_EXERCISE INPUT_.
****************
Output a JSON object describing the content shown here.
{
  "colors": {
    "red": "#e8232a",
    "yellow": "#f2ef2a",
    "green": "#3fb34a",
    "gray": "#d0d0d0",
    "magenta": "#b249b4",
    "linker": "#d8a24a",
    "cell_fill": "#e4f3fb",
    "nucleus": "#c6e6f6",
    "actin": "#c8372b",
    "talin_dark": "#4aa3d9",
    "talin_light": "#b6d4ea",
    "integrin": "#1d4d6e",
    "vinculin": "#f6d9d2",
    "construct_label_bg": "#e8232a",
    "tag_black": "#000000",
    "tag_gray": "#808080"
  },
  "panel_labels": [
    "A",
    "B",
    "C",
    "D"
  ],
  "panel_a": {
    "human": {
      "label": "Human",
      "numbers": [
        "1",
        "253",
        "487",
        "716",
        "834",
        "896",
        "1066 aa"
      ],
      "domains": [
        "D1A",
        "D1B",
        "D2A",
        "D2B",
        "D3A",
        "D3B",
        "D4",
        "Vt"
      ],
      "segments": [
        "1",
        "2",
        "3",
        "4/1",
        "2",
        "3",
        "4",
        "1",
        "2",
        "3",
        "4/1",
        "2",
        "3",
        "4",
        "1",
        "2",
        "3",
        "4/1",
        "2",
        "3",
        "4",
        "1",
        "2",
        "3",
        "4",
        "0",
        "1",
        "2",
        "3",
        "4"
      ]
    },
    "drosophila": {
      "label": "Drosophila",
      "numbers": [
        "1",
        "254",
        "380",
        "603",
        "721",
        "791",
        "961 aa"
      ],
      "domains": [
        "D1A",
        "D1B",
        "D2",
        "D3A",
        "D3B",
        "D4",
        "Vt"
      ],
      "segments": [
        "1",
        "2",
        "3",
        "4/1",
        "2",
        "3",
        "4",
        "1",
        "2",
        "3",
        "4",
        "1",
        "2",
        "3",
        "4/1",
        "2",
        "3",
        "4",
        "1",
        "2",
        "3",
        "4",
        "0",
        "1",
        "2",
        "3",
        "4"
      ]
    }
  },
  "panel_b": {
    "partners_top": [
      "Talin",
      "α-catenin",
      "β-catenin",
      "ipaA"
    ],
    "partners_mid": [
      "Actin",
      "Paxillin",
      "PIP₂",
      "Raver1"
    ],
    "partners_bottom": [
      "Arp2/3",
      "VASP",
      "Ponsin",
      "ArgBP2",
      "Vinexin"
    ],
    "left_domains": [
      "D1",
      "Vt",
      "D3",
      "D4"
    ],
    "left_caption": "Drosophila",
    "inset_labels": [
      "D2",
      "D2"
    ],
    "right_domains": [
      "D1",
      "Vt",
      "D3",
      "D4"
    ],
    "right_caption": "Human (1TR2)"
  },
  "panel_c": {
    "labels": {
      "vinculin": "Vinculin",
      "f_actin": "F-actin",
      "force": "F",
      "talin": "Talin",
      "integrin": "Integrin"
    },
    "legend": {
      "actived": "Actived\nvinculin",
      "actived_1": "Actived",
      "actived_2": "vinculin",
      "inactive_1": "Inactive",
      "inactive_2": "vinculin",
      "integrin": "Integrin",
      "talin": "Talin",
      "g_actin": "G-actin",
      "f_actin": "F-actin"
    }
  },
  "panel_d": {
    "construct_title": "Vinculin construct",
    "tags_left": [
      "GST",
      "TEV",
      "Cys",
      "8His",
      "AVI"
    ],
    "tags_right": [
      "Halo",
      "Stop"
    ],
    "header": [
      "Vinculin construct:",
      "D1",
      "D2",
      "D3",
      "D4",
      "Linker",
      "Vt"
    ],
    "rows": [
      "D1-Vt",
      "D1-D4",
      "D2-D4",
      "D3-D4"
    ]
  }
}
****************
_WRITTEN PROBLEM_.
Repeat the data above exactly.

_CORRECT ANSWER_.
Output a JSON object describing the content shown here.
{
  "colors": {
    "red": "#e8232a",
    "yellow": "#f2ef2a",
    "green": "#3fb34a",
    "gray": "#d0d0d0",
    "magenta": "#b249b4",
    "linker": "#d8a24a",
    "cell_fill": "#e4f3fb",
    "nucleus": "#c6e6f6",
    "actin": "#c8372b",
    "talin_dark": "#4aa3d9",
    "talin_light": "#b6d4ea",
    "integrin": "#1d4d6e",
    "vinculin": "#f6d9d2",
    "construct_label_bg": "#e8232a",
    "tag_black": "#000000",
    "tag_gray": "#808080"
  },
  "panel_labels": [
    "A",
    "B",
    "C",
    "D"
  ],
  "panel_a": {
    "human": {
      "label": "Human",
      "numbers": [
        "1",
        "253",
        "487",
        "716",
        "834",
        "896",
        "1066 aa"
      ],
      "domains": [
        "D1A",
        "D1B",
        "D2A",
        "D2B",
        "D3A",
        "D3B",
        "D4",
        "Vt"
      ],
      "segments": [
        "1",
        "2",
        "3",
        "4/1",
        "2",
        "3",
        "4",
        "1",
        "2",
        "3",
        "4/1",
        "2",
        "3",
        "4",
        "1",
        "2",
        "3",
        "4/1",
        "2",
        "3",
        "4",
        "1",
        "2",
        "3",
        "4",
        "0",
        "1",
        "2",
        "3",
        "4"
      ]
    },
    "drosophila": {
      "label": "Drosophila",
      "numbers": [
        "1",
        "254",
        "380",
        "603",
        "721",
        "791",
        "961 aa"
      ],
      "domains": [
        "D1A",
        "D1B",
        "D2",
        "D3A",
        "D3B",
        "D4",
        "Vt"
      ],
      "segments": [
        "1",
        "2",
        "3",
        "4/1",
        "2",
        "3",
        "4",
        "1",
        "2",
        "3",
        "4",
        "1",
        "2",
        "3",
        "4/1",
        "2",
        "3",
        "4",
        "1",
        "2",
        "3",
        "4",
        "0",
        "1",
        "2",
        "3",
        "4"
      ]
    }
  },
  "panel_b": {
    "partners_top": [
      "Talin",
      "α-catenin",
      "β-catenin",
      "ipaA"
    ],
    "partners_mid": [
      "Actin",
      "Paxillin",
      "PIP₂",
      "Raver1"
    ],
    "partners_bottom": [
      "Arp2/3",
      "VASP",
      "Ponsin",
      "ArgBP2",
      "Vinexin"
    ],
    "left_domains": [
      "D1",
      "Vt",
      "D3",
      "D4"
    ],
    "left_caption": "Drosophila",
    "inset_labels": [
      "D2",
      "D2"
    ],
    "right_domains": [
      "D1",
      "Vt",
      "D3",
      "D4"
    ],
    "right_caption": "Human (1TR2)"
  },
  "panel_c": {
    "labels": {
      "vinculin": "Vinculin",
      "f_actin": "F-actin",
      "force": "F",
      "talin": "Talin",
      "integrin": "Integrin"
    },
    "legend": {
      "actived": "Actived\nvinculin",
      "actived_1": "Actived",
      "actived_2": "vinculin",
      "inactive_1": "Inactive",
      "inactive_2": "vinculin",
      "integrin": "Integrin",
      "talin": "Talin",
      "g_actin": "G-actin",
      "f_actin": "F-actin"
    }
  },
  "panel_d": {
    "construct_title": "Vinculin construct",
    "tags_left": [
      "GST",
      "TEV",
      "Cys",
      "8His",
      "AVI"
    ],
    "tags_right": [
      "Halo",
      "Stop"
    ],
    "header": [
      "Vinculin construct:",
      "D1",
      "D2",
      "D3",
      "D4",
      "Linker",
      "Vt"
    ],
    "rows": [
      "D1-Vt",
      "D1-D4",
      "D2-D4",
      "D3-D4"
    ]
  }
}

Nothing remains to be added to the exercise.